§ **WHAT IS BEING ASKED**: Count the lines in the material below that contain the string "List". Case matters. Reply with the number only.

::::::::

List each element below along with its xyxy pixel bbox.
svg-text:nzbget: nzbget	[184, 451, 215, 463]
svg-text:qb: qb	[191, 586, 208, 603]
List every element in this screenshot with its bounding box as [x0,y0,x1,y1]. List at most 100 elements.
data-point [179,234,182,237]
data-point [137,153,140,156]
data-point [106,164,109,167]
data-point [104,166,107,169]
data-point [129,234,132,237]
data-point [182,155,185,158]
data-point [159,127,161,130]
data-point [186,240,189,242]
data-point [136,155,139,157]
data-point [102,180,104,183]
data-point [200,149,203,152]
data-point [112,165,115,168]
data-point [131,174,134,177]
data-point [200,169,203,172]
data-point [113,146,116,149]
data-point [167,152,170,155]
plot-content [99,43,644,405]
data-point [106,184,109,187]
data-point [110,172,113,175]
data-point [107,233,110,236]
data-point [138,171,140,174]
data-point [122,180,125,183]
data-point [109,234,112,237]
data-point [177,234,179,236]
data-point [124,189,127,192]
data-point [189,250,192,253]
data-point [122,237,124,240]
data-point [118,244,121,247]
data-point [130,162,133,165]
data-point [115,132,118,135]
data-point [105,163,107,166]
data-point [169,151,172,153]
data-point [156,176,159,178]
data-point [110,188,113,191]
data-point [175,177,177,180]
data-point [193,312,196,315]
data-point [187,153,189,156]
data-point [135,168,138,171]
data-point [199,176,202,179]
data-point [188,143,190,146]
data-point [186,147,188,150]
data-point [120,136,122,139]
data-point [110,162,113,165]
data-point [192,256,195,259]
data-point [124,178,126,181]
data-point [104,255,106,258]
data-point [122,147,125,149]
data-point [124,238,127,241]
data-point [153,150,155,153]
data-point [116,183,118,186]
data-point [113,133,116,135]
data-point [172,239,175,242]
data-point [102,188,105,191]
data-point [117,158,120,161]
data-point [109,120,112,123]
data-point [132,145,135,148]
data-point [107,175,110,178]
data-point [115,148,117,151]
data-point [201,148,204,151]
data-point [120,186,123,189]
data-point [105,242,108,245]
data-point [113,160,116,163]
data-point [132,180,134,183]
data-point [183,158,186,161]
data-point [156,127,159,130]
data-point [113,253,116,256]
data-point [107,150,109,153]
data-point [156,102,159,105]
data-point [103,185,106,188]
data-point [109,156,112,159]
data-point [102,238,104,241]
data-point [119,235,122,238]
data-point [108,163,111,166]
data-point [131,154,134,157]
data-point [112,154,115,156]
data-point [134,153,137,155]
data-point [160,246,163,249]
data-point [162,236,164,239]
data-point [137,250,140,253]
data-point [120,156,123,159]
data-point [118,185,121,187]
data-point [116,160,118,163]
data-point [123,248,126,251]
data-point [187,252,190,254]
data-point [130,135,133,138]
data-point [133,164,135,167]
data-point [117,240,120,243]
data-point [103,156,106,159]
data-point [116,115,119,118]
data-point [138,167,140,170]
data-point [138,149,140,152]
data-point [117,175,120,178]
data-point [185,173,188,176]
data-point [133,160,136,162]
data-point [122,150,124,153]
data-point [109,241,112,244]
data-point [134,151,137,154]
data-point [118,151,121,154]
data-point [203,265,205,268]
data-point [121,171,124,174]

::::::::

§ **ANSWER TO THIS EXERCISE**: 2